◆ TEXTO EXTRAÍDO ◆
□ □ □ □ □ □ □

Sus lienzos destacan por la luminosidad. Busca el orden a través
del color y de composiciones sencillas y equilibradas. Evita al máximo
las formas, incluso las líneas, obvia el dibujo para concentrarse
en la pintura. Su paleta es reducida y combina los colores cálidos
con los fríos, pero siempre opacos y luminosos. Son personales
composiciones cromáticas sobre estructuras vagamente geométricas
que el mismo llamó "Paisajes Interiores".
En Bodegón con "Le Crapouillot", de 1925,
vemos ya la delicadeza y la suavidad en la aplicación de los
pigmentos. La obra remite a Cézanne por la preocupación
por la estructura y la construcción de las formas.

□ □ □ □ □ □ □

◆ EXTRACTOS DE REGISTROS ◆
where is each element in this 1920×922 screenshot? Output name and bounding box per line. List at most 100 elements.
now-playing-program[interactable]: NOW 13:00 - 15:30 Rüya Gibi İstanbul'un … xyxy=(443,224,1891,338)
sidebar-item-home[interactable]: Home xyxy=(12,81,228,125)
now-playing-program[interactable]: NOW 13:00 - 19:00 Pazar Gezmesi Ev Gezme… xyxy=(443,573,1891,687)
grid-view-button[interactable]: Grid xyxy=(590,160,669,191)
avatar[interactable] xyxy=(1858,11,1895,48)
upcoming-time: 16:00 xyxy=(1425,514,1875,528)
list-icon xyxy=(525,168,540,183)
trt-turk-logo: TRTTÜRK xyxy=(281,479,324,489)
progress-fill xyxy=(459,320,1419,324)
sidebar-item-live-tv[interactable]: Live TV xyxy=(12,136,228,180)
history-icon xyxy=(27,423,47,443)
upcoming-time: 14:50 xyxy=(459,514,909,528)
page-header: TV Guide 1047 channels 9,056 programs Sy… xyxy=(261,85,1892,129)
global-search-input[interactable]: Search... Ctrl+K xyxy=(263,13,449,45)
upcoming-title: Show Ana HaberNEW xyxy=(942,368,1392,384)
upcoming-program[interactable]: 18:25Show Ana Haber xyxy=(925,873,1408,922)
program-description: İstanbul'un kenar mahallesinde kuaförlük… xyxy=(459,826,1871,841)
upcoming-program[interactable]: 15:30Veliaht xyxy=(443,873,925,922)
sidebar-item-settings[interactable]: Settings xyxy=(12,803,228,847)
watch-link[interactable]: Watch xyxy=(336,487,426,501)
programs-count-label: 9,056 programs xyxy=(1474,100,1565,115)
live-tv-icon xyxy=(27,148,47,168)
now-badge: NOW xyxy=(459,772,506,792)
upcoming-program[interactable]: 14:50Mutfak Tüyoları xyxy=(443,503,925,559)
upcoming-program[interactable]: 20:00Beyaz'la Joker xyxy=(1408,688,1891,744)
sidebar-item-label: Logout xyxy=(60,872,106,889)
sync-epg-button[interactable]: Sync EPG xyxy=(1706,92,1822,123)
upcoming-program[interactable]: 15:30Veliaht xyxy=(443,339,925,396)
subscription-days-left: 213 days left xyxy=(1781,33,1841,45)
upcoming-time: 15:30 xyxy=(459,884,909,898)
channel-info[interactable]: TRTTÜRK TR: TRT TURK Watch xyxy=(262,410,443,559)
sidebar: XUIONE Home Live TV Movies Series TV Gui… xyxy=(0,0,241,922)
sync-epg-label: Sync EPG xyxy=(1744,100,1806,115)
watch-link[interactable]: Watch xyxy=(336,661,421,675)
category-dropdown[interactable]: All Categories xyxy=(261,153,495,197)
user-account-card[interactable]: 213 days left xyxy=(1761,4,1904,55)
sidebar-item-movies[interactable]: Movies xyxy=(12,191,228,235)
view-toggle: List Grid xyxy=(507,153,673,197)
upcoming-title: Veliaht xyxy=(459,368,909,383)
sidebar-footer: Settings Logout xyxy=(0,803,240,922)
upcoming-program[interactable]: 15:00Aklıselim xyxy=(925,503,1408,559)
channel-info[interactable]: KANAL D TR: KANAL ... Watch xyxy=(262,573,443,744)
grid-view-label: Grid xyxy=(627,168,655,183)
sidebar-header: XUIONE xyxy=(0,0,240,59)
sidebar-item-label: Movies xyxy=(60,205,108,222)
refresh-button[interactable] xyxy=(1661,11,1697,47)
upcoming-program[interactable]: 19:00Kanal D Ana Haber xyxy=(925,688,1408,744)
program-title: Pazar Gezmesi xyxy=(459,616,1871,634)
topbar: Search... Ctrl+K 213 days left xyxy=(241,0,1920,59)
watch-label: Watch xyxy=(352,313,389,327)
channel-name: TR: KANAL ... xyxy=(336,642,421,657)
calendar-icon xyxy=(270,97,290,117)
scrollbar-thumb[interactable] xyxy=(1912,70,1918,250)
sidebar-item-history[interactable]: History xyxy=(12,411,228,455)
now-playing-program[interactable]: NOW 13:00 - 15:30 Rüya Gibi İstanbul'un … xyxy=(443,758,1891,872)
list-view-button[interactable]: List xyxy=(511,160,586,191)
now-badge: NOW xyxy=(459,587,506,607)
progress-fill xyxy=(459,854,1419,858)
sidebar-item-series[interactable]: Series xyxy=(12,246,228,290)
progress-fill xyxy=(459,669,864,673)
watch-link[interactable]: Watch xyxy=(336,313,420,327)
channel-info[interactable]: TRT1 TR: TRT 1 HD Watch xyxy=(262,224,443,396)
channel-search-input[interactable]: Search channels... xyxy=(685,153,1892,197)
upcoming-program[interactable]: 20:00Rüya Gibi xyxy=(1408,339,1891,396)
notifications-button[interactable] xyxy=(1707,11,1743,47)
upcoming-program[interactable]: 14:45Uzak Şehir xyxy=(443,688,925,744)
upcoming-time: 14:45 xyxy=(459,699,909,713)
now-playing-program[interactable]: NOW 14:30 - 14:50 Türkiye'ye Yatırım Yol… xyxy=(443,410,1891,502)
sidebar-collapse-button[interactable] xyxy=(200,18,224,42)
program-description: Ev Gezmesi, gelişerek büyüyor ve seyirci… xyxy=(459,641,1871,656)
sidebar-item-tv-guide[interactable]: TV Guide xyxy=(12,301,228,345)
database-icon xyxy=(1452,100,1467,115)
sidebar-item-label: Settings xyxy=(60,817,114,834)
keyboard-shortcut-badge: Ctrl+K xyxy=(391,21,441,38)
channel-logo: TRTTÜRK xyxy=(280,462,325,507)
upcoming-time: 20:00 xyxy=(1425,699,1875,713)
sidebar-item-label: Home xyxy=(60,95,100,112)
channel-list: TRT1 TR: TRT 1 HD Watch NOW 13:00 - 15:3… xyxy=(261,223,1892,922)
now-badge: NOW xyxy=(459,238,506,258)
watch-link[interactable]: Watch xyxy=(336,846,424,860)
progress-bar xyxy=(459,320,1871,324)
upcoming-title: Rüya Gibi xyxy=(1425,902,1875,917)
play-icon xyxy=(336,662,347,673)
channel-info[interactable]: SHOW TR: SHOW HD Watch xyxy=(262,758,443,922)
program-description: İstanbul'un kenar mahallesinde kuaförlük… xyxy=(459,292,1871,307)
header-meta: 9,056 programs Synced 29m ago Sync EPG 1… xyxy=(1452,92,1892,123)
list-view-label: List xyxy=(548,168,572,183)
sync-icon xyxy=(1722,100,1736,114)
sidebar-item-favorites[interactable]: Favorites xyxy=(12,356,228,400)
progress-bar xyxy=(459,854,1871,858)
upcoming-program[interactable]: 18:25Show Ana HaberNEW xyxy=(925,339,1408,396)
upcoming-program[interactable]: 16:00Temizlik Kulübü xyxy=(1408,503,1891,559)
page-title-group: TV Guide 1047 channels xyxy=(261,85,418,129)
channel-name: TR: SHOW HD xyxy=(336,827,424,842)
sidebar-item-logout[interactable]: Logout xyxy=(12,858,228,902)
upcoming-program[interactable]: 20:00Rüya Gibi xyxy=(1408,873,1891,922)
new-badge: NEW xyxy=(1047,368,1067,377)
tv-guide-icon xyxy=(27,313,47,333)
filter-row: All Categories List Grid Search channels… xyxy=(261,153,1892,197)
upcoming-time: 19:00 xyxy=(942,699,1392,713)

□ □ □ □ □ □ □

◆ PREGUNTAS POR RESPONDER ◆
- 1) Responde, por favor, estas preguntas sobre el texto extraído, cada una en su propio renglón:
(a) ¿Por qué destacan sus lienzos?
(b) ¿Qué nombre recibieron sus composiciones cromáticas?
(c) ¿A qué pintor remite la obra Bodegón con "Le Crapouillot"?
- 2) Indica si cada afirmación concuerda con el texto extraído y cita las palabras que lo deciden:
(a) Su paleta es amplia.
(b) Bodegón con "Le Crapouillot" es de 1925.
(c) Da prioridad al dibujo sobre la pintura.

◆ RESPUESTAS POR TAREA ◆
- 1)
(a) Por la luminosidad.
(b) "Paisajes Interiores".
(c) A Cézanne.

- 2)
(a) No: «Su paleta es reducida».
(b) Sí: «En Bodegón con "Le Crapouillot", de 1925».
(c) No: «obvia el dibujo para concentrarse en la pintura».